▸ Task to complete:
Reproduce the data below line for line with no changes, leaving out the pictures.

▸ Task data:
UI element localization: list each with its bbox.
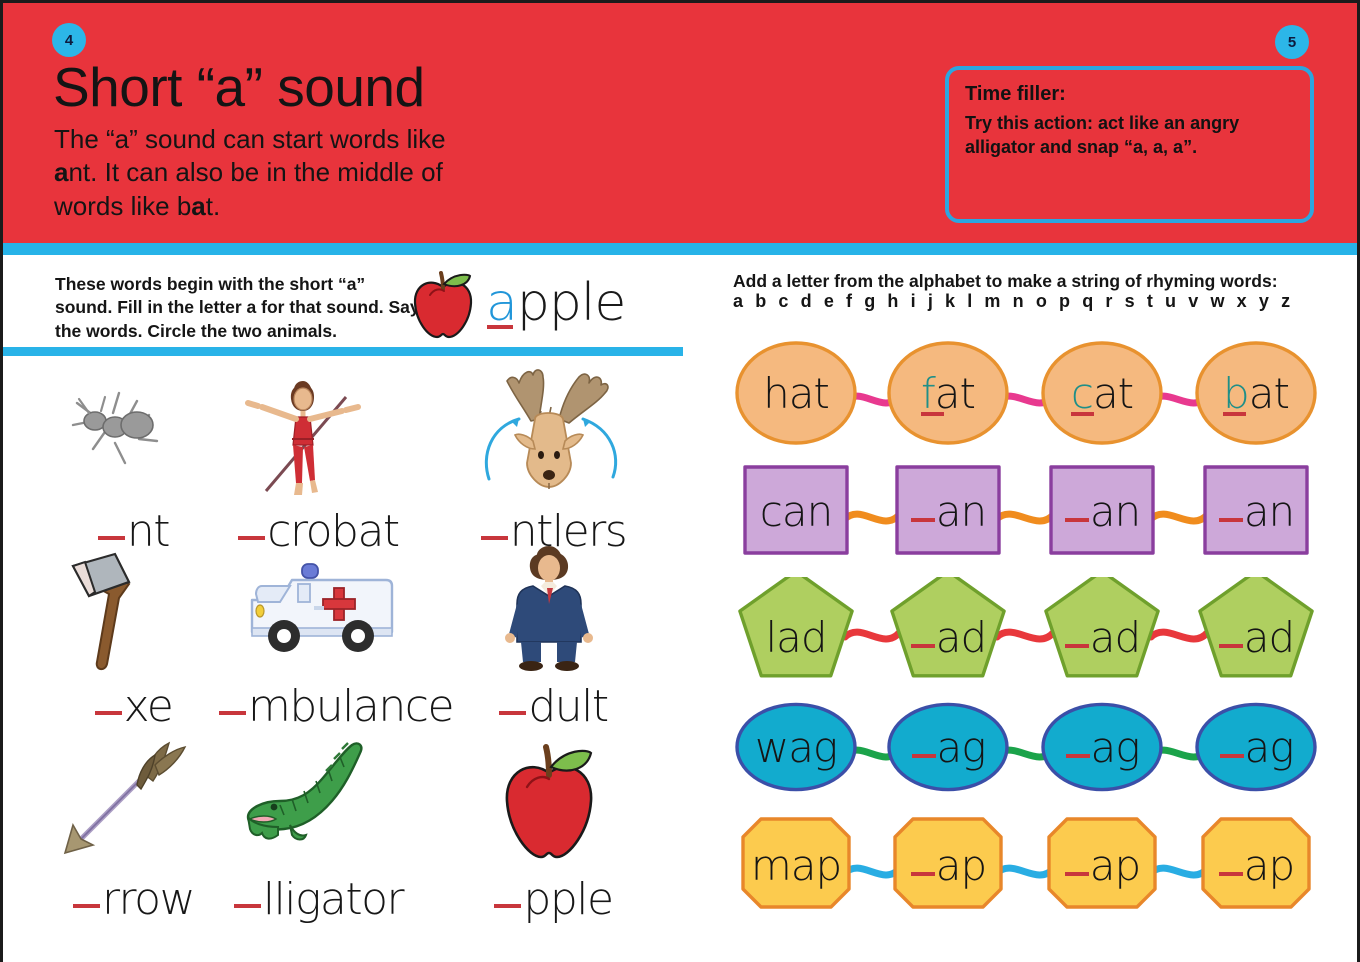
- word-cell-adult[interactable]: dult: [453, 538, 653, 734]
- time-filler-box: Time filler: Try this action: act like a…: [945, 66, 1314, 223]
- chain-word[interactable]: hat: [745, 369, 847, 418]
- word-label: lligator: [218, 874, 418, 925]
- chain-word-rime: at: [935, 369, 975, 418]
- subtitle-text: t.: [206, 191, 220, 221]
- word-rest: lligator: [263, 874, 403, 925]
- chain-word-rime: ad: [936, 613, 986, 662]
- chain-word[interactable]: ad: [1051, 613, 1153, 662]
- header-cyan-rule: [3, 243, 1357, 255]
- subtitle-bold-letter: a: [54, 157, 68, 187]
- word-cell-antlers[interactable]: ntlers: [453, 363, 653, 559]
- apple-icon: [453, 731, 653, 871]
- chain-word-rime: an: [1244, 487, 1294, 536]
- rhyming-chain-row: hatfatcatbat: [697, 341, 1357, 459]
- antlers-icon: [453, 363, 653, 503]
- chain-word[interactable]: fat: [897, 369, 999, 418]
- picture-word-grid: nt: [33, 363, 673, 953]
- example-filled-letter: a: [486, 273, 517, 333]
- chain-word-prefix: f: [921, 369, 935, 418]
- axe-icon: [33, 538, 233, 678]
- word-rest: dult: [528, 681, 607, 732]
- chain-connector: [845, 632, 899, 639]
- chain-word-text: hat: [763, 369, 829, 418]
- chain-word-rime: ap: [936, 841, 986, 890]
- chain-word[interactable]: ag: [1051, 723, 1153, 772]
- word-rest: rrow: [102, 874, 194, 925]
- chain-word[interactable]: ad: [897, 613, 999, 662]
- chain-word[interactable]: cat: [1051, 369, 1153, 418]
- example-word-rest: pple: [517, 273, 625, 333]
- subtitle-text: nt. It can also be in the middle of word…: [54, 157, 443, 220]
- word-cell-acrobat[interactable]: crobat: [218, 363, 418, 559]
- page-number-badge-right: 5: [1275, 25, 1309, 59]
- word-label: pple: [453, 874, 653, 925]
- workbook-page: 4 5 Short “a” sound The “a” sound can st…: [0, 0, 1360, 962]
- chain-word[interactable]: ag: [1205, 723, 1307, 772]
- word-cell-axe[interactable]: xe: [33, 538, 233, 734]
- page-title: Short “a” sound: [53, 60, 425, 115]
- rhyming-chains: hatfatcatbatcananananladadadadwagagagagm…: [697, 341, 1357, 961]
- chain-word-rime: ap: [1244, 841, 1294, 890]
- chain-word-rime: ag: [1245, 723, 1294, 772]
- apple-example: apple: [408, 267, 658, 343]
- chain-word[interactable]: can: [745, 487, 847, 536]
- chain-word-prefix: b: [1223, 369, 1249, 418]
- ambulance-icon: [218, 538, 418, 678]
- rhyming-chain-row: mapapapap: [697, 813, 1357, 931]
- chain-connector: [997, 514, 1053, 521]
- word-label: mbulance: [218, 681, 418, 732]
- word-cell-ambulance[interactable]: mbulance: [218, 538, 418, 734]
- chain-word-rime: ad: [1090, 613, 1140, 662]
- time-filler-title: Time filler:: [965, 83, 1066, 106]
- chain-word[interactable]: ap: [1051, 841, 1153, 890]
- page-subtitle: The “a” sound can start words like ant. …: [54, 123, 474, 223]
- word-rest: pple: [523, 874, 612, 925]
- word-cell-ant[interactable]: nt: [33, 363, 233, 559]
- word-rest: xe: [124, 681, 173, 732]
- word-label: rrow: [33, 874, 233, 925]
- chain-connector: [997, 868, 1053, 875]
- chain-word-text: wag: [755, 723, 837, 772]
- alphabet-strip: a b c d e f g h i j k l m n o p q r s t …: [733, 291, 1294, 312]
- chain-word-text: lad: [765, 613, 826, 662]
- example-word: apple: [486, 273, 625, 333]
- chain-word[interactable]: map: [745, 841, 847, 890]
- chain-word-rime: an: [936, 487, 986, 536]
- chain-word[interactable]: an: [1051, 487, 1153, 536]
- right-instructions: Add a letter from the alphabet to make a…: [733, 269, 1333, 294]
- chain-word-rime: ad: [1244, 613, 1294, 662]
- chain-connector: [1151, 868, 1207, 875]
- chain-word-rime: an: [1090, 487, 1140, 536]
- left-activity-panel: These words begin with the short “a” sou…: [3, 255, 697, 962]
- left-instructions: These words begin with the short “a” sou…: [55, 273, 425, 343]
- word-label: xe: [33, 681, 233, 732]
- word-cell-apple[interactable]: pple: [453, 731, 653, 927]
- chain-word[interactable]: ap: [897, 841, 999, 890]
- chain-word-prefix: c: [1071, 369, 1093, 418]
- time-filler-body: Try this action: act like an angry allig…: [965, 112, 1295, 160]
- alligator-icon: [218, 731, 418, 871]
- chain-word[interactable]: bat: [1205, 369, 1307, 418]
- chain-word-rime: at: [1249, 369, 1289, 418]
- subtitle-text: The “a” sound can start words like: [54, 124, 446, 154]
- chain-word[interactable]: an: [897, 487, 999, 536]
- chain-connector: [1151, 514, 1207, 521]
- chain-word[interactable]: ag: [897, 723, 999, 772]
- chain-word-rime: ap: [1090, 841, 1140, 890]
- chain-word-rime: ag: [1091, 723, 1140, 772]
- word-label: dult: [453, 681, 653, 732]
- word-rest: mbulance: [248, 681, 453, 732]
- chain-connector: [845, 868, 899, 875]
- rhyming-chain-row: wagagagag: [697, 695, 1357, 813]
- chain-connector: [1151, 632, 1207, 639]
- page-number-badge-left: 4: [52, 23, 86, 57]
- chain-word-rime: at: [1093, 369, 1133, 418]
- chain-word-text: can: [760, 487, 832, 536]
- chain-word[interactable]: ap: [1205, 841, 1307, 890]
- rhyming-chain-row: canananan: [697, 459, 1357, 577]
- apple-icon: [408, 269, 478, 341]
- ant-icon: [33, 363, 233, 503]
- chain-word-text: map: [751, 841, 841, 890]
- chain-word[interactable]: an: [1205, 487, 1307, 536]
- chain-word[interactable]: lad: [745, 613, 847, 662]
- left-section-divider: [3, 347, 683, 356]
- adult-icon: [453, 538, 653, 678]
- arrow-icon: [33, 731, 233, 871]
- word-cell-alligator[interactable]: lligator: [218, 731, 418, 927]
- word-cell-arrow[interactable]: rrow: [33, 731, 233, 927]
- chain-word[interactable]: ad: [1205, 613, 1307, 662]
- left-instructions-bold-letter: a: [247, 297, 257, 317]
- rhyming-chain-row: ladadadad: [697, 577, 1357, 695]
- chain-connector: [997, 632, 1053, 639]
- chain-word-rime: ag: [937, 723, 986, 772]
- subtitle-bold-letter: a: [191, 191, 205, 221]
- right-activity-panel: Add a letter from the alphabet to make a…: [697, 255, 1357, 962]
- chain-word[interactable]: wag: [745, 723, 847, 772]
- acrobat-icon: [218, 363, 418, 503]
- chain-connector: [845, 514, 899, 521]
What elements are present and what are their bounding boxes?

▸ Expected answer:
UI element localization: list each with its bbox.
- word-cell-adult[interactable]: dult: [453, 538, 653, 734]
- time-filler-box: Time filler: Try this action: act like a…: [945, 66, 1314, 223]
- chain-word[interactable]: hat: [745, 369, 847, 418]
- word-label: lligator: [218, 874, 418, 925]
- chain-word-rime: at: [935, 369, 975, 418]
- subtitle-text: t.: [206, 191, 220, 221]
- word-rest: lligator: [263, 874, 403, 925]
- chain-word-rime: ad: [936, 613, 986, 662]
- chain-word[interactable]: ad: [1051, 613, 1153, 662]
- header-cyan-rule: [3, 243, 1357, 255]
- subtitle-bold-letter: a: [54, 157, 68, 187]
- word-cell-antlers[interactable]: ntlers: [453, 363, 653, 559]
- apple-icon: [453, 731, 653, 871]
- chain-word-rime: an: [1244, 487, 1294, 536]
- rhyming-chain-row: hatfatcatbat: [697, 341, 1357, 459]
- antlers-icon: [453, 363, 653, 503]
- chain-word[interactable]: fat: [897, 369, 999, 418]
- picture-word-grid: nt: [33, 363, 673, 953]
- example-filled-letter: a: [486, 273, 517, 333]
- chain-word-prefix: f: [921, 369, 935, 418]
- axe-icon: [33, 538, 233, 678]
- word-rest: dult: [528, 681, 607, 732]
- chain-connector: [845, 632, 899, 639]
- chain-word-text: hat: [763, 369, 829, 418]
- chain-word-rime: ap: [936, 841, 986, 890]
- chain-word[interactable]: ag: [1051, 723, 1153, 772]
- word-rest: rrow: [102, 874, 194, 925]
- chain-word[interactable]: ad: [897, 613, 999, 662]
- chain-word[interactable]: cat: [1051, 369, 1153, 418]
- example-word-rest: pple: [517, 273, 625, 333]
- subtitle-text: nt. It can also be in the middle of word…: [54, 157, 443, 220]
- word-cell-acrobat[interactable]: crobat: [218, 363, 418, 559]
- page-number-badge-right: 5: [1275, 25, 1309, 59]
- word-label: pple: [453, 874, 653, 925]
- workbook-page: 4 5 Short “a” sound The “a” sound can st…: [0, 0, 1360, 962]
- chain-word[interactable]: ag: [1205, 723, 1307, 772]
- word-cell-axe[interactable]: xe: [33, 538, 233, 734]
- page-title: Short “a” sound: [53, 60, 425, 115]
- rhyming-chains: hatfatcatbatcananananladadadadwagagagagm…: [697, 341, 1357, 961]
- chain-word-rime: ap: [1244, 841, 1294, 890]
- chain-word-rime: ag: [1245, 723, 1294, 772]
- apple-example: apple: [408, 267, 658, 343]
- chain-word[interactable]: can: [745, 487, 847, 536]
- chain-word-prefix: b: [1223, 369, 1249, 418]
- ambulance-icon: [218, 538, 418, 678]
- rhyming-chain-row: mapapapap: [697, 813, 1357, 931]
- chain-connector: [997, 514, 1053, 521]
- word-label: mbulance: [218, 681, 418, 732]
- word-cell-ambulance[interactable]: mbulance: [218, 538, 418, 734]
- chain-word-rime: ad: [1090, 613, 1140, 662]
- time-filler-title: Time filler:: [965, 83, 1066, 106]
- chain-word[interactable]: ap: [1051, 841, 1153, 890]
- page-subtitle: The “a” sound can start words like ant. …: [54, 123, 474, 223]
- word-rest: pple: [523, 874, 612, 925]
- word-cell-ant[interactable]: nt: [33, 363, 233, 559]
- word-rest: xe: [124, 681, 173, 732]
- word-label: rrow: [33, 874, 233, 925]
- chain-connector: [997, 868, 1053, 875]
- chain-word-text: wag: [755, 723, 837, 772]
- alphabet-strip: a b c d e f g h i j k l m n o p q r s t …: [733, 291, 1294, 312]
- chain-word-text: lad: [765, 613, 826, 662]
- example-word: apple: [486, 273, 625, 333]
- chain-word[interactable]: map: [745, 841, 847, 890]
- chain-word-rime: an: [936, 487, 986, 536]
- chain-word[interactable]: an: [1051, 487, 1153, 536]
- right-instructions: Add a letter from the alphabet to make a…: [733, 269, 1333, 294]
- chain-word-rime: ad: [1244, 613, 1294, 662]
- chain-connector: [1151, 868, 1207, 875]
- chain-word-rime: an: [1090, 487, 1140, 536]
- left-activity-panel: These words begin with the short “a” sou…: [3, 255, 697, 962]
- left-instructions: These words begin with the short “a” sou…: [55, 273, 425, 343]
- word-label: xe: [33, 681, 233, 732]
- word-cell-apple[interactable]: pple: [453, 731, 653, 927]
- chain-word[interactable]: ap: [897, 841, 999, 890]
- chain-word-prefix: c: [1071, 369, 1093, 418]
- time-filler-body: Try this action: act like an angry allig…: [965, 112, 1295, 160]
- alligator-icon: [218, 731, 418, 871]
- chain-word[interactable]: bat: [1205, 369, 1307, 418]
- chain-word-rime: at: [1249, 369, 1289, 418]
- subtitle-text: The “a” sound can start words like: [54, 124, 446, 154]
- chain-word[interactable]: an: [897, 487, 999, 536]
- chain-connector: [1151, 514, 1207, 521]
- chain-word[interactable]: ag: [897, 723, 999, 772]
- chain-word-rime: ap: [1090, 841, 1140, 890]
- chain-word-rime: ag: [1091, 723, 1140, 772]
- word-label: dult: [453, 681, 653, 732]
- word-rest: mbulance: [248, 681, 453, 732]
- chain-connector: [845, 868, 899, 875]
- rhyming-chain-row: wagagagag: [697, 695, 1357, 813]
- chain-connector: [1151, 632, 1207, 639]
- page-number-badge-left: 4: [52, 23, 86, 57]
- chain-word-rime: at: [1093, 369, 1133, 418]
- chain-word-text: can: [760, 487, 832, 536]
- chain-word[interactable]: ap: [1205, 841, 1307, 890]
- rhyming-chain-row: canananan: [697, 459, 1357, 577]
- apple-icon: [408, 269, 478, 341]
- ant-icon: [33, 363, 233, 503]
- chain-word-text: map: [751, 841, 841, 890]
- chain-word[interactable]: an: [1205, 487, 1307, 536]
- chain-word[interactable]: lad: [745, 613, 847, 662]
- left-section-divider: [3, 347, 683, 356]
- adult-icon: [453, 538, 653, 678]
- arrow-icon: [33, 731, 233, 871]
- word-cell-alligator[interactable]: lligator: [218, 731, 418, 927]
- word-cell-arrow[interactable]: rrow: [33, 731, 233, 927]
- chain-word[interactable]: ad: [1205, 613, 1307, 662]
- left-instructions-bold-letter: a: [247, 297, 257, 317]
- rhyming-chain-row: ladadadad: [697, 577, 1357, 695]
- chain-connector: [997, 632, 1053, 639]
- chain-word-rime: ag: [937, 723, 986, 772]
- subtitle-bold-letter: a: [191, 191, 205, 221]
- right-activity-panel: Add a letter from the alphabet to make a…: [697, 255, 1357, 962]
- chain-word[interactable]: wag: [745, 723, 847, 772]
- acrobat-icon: [218, 363, 418, 503]
- chain-connector: [845, 514, 899, 521]
What elements are present and what are their bounding boxes?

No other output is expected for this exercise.